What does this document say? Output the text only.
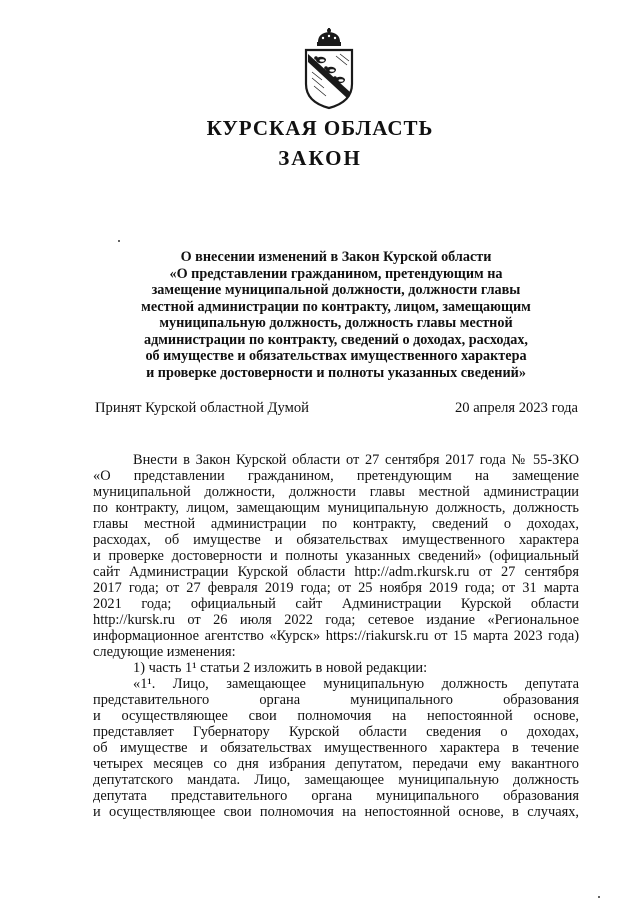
КУРСКАЯ ОБЛАСТЬ
ЗАКОН
О внесении изменений в Закон Курской области
«О представлении гражданином, претендующим на
замещение муниципальной должности, должности главы
местной администрации по контракту, лицом, замещающим
муниципальную должность, должность главы местной
администрации по контракту, сведений о доходах, расходах,
об имуществе и обязательствах имущественного характера
и проверке достоверности и полноты указанных сведений»
Принят Курской областной Думой	20 апреля 2023 года
Внести в Закон Курской области от 27 сентября 2017 года № 55-ЗКО
«О представлении гражданином, претендующим на замещение
муниципальной должности, должности главы местной администрации
по контракту, лицом, замещающим муниципальную должность, должность
главы местной администрации по контракту, сведений о доходах,
расходах, об имуществе и обязательствах имущественного характера
и проверке достоверности и полноты указанных сведений» (официальный
сайт Администрации Курской области http://adm.rkursk.ru от 27 сентября
2017 года; от 27 февраля 2019 года; от 25 ноября 2019 года; от 31 марта
2021 года; официальный сайт Администрации Курской области
http://kursk.ru от 26 июля 2022 года; сетевое издание «Региональное
информационное агентство «Курск» https://riakursk.ru от 15 марта 2023 года)
следующие изменения:
1) часть 1¹ статьи 2 изложить в новой редакции:
«1¹. Лицо, замещающее муниципальную должность депутата
представительного органа муниципального образования
и осуществляющее свои полномочия на непостоянной основе,
представляет Губернатору Курской области сведения о доходах,
об имуществе и обязательствах имущественного характера в течение
четырех месяцев со дня избрания депутатом, передачи ему вакантного
депутатского мандата. Лицо, замещающее муниципальную должность
депутата представительного органа муниципального образования
и осуществляющее свои полномочия на непостоянной основе, в случаях,
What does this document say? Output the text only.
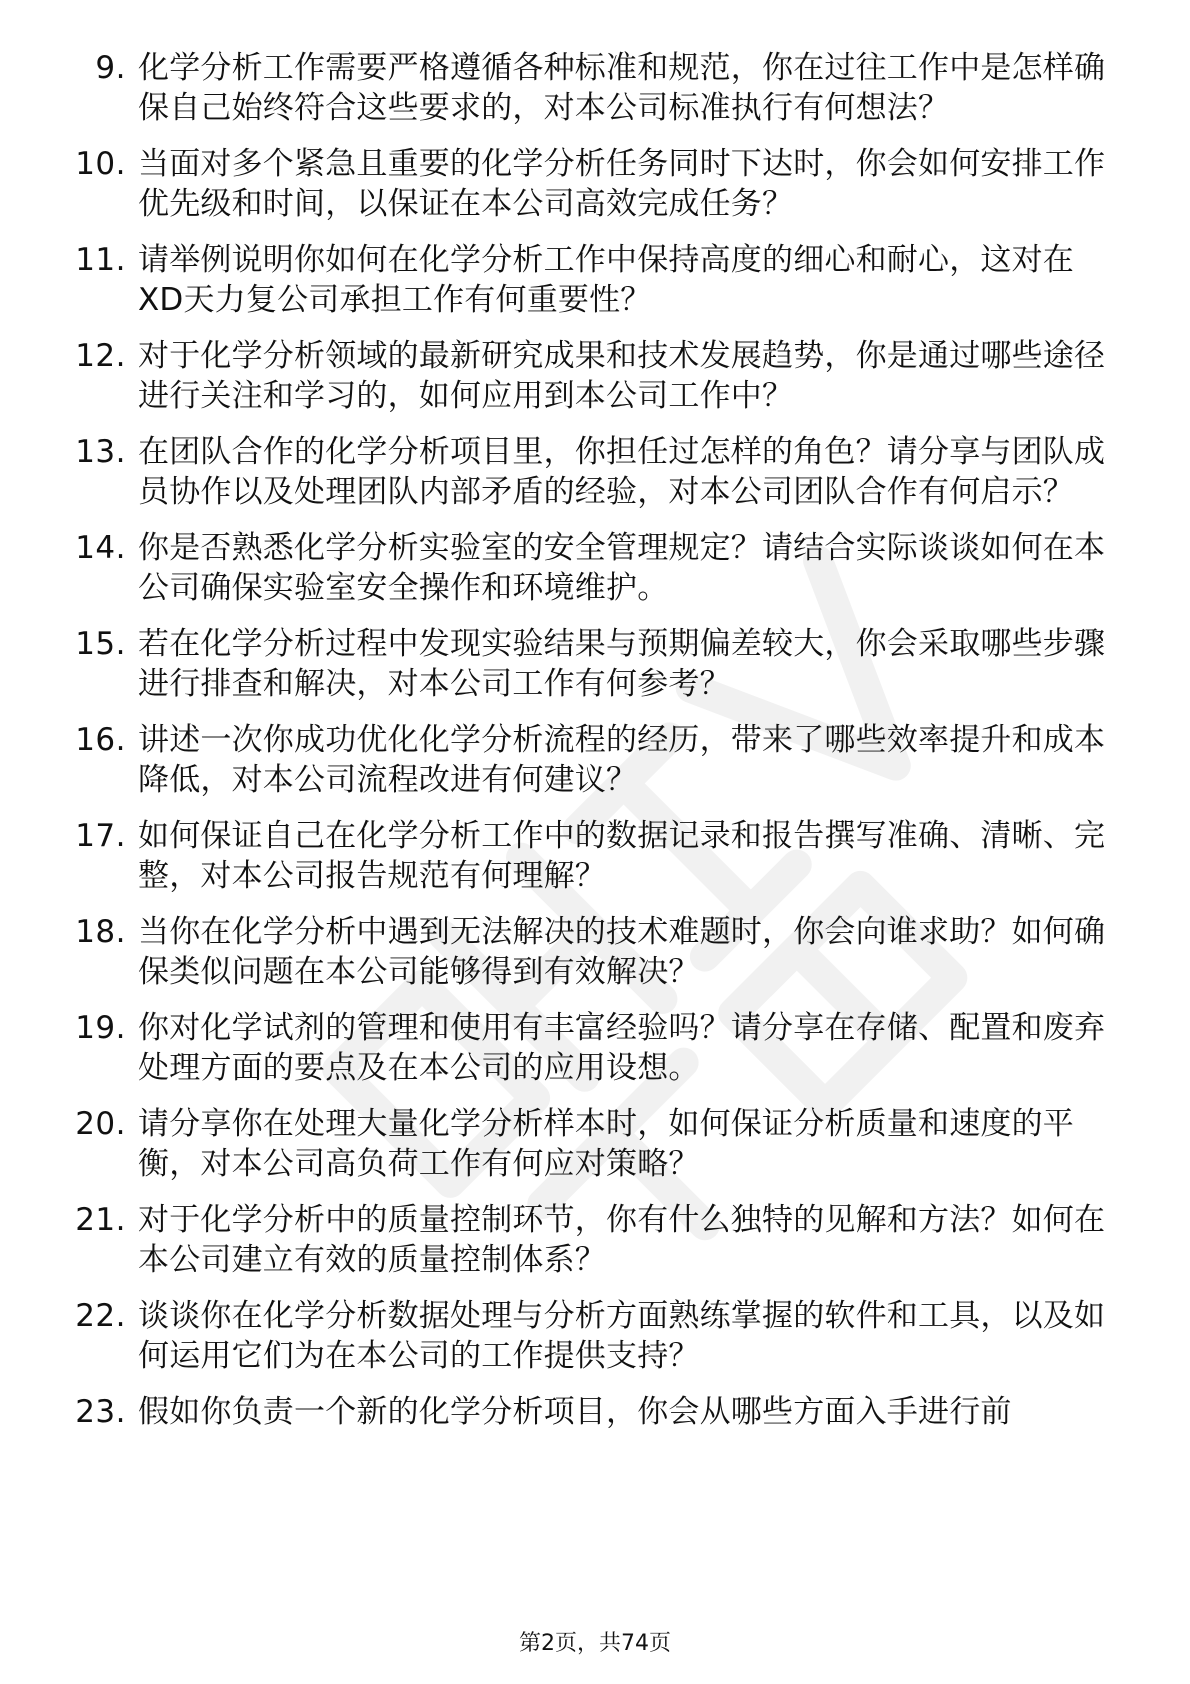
9. 化学分析工作需要严格遵循各种标准和规范，你在过往工作中是怎样确保自己始终符合这些要求的，对本公司标准执行有何想法？
10. 当面对多个紧急且重要的化学分析任务同时下达时，你会如何安排工作优先级和时间，以保证在本公司高效完成任务？
11. 请举例说明你如何在化学分析工作中保持高度的细心和耐心，这对在XD天力复公司承担工作有何重要性？
12. 对于化学分析领域的最新研究成果和技术发展趋势，你是通过哪些途径进行关注和学习的，如何应用到本公司工作中？
13. 在团队合作的化学分析项目里，你担任过怎样的角色？请分享与团队成员协作以及处理团队内部矛盾的经验，对本公司团队合作有何启示？
14. 你是否熟悉化学分析实验室的安全管理规定？请结合实际谈谈如何在本公司确保实验室安全操作和环境维护。
15. 若在化学分析过程中发现实验结果与预期偏差较大，你会采取哪些步骤进行排查和解决，对本公司工作有何参考？
16. 讲述一次你成功优化化学分析流程的经历，带来了哪些效率提升和成本降低，对本公司流程改进有何建议？
17. 如何保证自己在化学分析工作中的数据记录和报告撰写准确、清晰、完整，对本公司报告规范有何理解？
18. 当你在化学分析中遇到无法解决的技术难题时，你会向谁求助？如何确保类似问题在本公司能够得到有效解决？
19. 你对化学试剂的管理和使用有丰富经验吗？请分享在存储、配置和废弃处理方面的要点及在本公司的应用设想。
20. 请分享你在处理大量化学分析样本时，如何保证分析质量和速度的平衡，对本公司高负荷工作有何应对策略？
21. 对于化学分析中的质量控制环节，你有什么独特的见解和方法？如何在本公司建立有效的质量控制体系？
22. 谈谈你在化学分析数据处理与分析方面熟练掌握的软件和工具，以及如何运用它们为在本公司的工作提供支持？
23. 假如你负责一个新的化学分析项目，你会从哪些方面入手进行前
第2页，共74页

________________________________________

Select and copy every line from the records that includes the word "указанных".

и проверке достоверности и полноты указанных сведений»
и проверке достоверности и полноты указанных сведений» (официальный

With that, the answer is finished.